**Brief:** Tally up the lines that include "JSON" and state that number by itself.

>> Begin

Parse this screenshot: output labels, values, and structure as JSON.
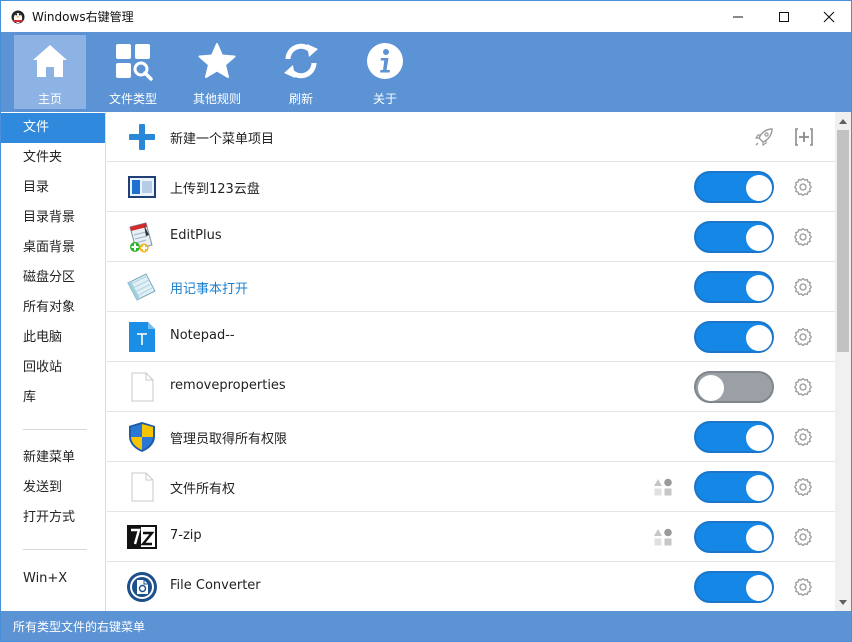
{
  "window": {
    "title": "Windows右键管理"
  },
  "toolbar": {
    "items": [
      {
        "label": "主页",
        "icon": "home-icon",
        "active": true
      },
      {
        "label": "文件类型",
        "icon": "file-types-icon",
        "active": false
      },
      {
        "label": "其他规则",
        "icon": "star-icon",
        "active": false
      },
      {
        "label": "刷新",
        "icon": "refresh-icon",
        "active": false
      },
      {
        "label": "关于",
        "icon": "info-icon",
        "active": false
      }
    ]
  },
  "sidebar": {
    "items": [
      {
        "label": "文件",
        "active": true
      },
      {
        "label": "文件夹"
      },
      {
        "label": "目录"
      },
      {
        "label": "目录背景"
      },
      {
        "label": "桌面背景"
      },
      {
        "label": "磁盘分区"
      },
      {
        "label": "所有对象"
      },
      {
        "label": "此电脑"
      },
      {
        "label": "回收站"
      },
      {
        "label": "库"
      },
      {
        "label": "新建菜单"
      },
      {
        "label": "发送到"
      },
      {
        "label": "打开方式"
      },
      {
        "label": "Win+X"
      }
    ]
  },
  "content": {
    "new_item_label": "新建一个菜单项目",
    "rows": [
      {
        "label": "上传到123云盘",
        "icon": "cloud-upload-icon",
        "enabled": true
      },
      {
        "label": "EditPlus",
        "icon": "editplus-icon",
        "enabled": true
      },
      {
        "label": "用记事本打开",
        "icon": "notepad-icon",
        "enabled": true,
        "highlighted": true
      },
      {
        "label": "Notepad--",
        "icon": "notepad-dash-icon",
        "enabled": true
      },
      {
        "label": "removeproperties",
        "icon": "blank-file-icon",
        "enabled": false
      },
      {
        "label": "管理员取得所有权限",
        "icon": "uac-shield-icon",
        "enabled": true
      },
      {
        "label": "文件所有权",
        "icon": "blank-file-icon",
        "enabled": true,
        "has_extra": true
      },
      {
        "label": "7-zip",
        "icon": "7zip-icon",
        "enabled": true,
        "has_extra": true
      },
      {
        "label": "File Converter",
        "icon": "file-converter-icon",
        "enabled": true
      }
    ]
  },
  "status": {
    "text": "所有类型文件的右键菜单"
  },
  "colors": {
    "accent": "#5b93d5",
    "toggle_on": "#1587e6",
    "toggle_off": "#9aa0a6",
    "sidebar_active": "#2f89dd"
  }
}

>> End
>> Begin

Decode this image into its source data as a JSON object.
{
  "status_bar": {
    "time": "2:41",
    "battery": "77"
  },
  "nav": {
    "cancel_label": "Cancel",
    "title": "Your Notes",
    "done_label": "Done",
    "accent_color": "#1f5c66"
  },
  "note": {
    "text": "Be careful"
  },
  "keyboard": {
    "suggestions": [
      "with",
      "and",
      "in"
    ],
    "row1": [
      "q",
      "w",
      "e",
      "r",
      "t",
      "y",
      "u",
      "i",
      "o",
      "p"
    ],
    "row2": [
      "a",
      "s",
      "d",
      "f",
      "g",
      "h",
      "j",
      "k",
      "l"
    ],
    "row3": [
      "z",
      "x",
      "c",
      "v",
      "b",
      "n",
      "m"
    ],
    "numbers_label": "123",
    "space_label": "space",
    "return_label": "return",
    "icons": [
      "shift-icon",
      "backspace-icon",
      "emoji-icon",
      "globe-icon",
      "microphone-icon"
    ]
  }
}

>> End

**Reply to the task:** 2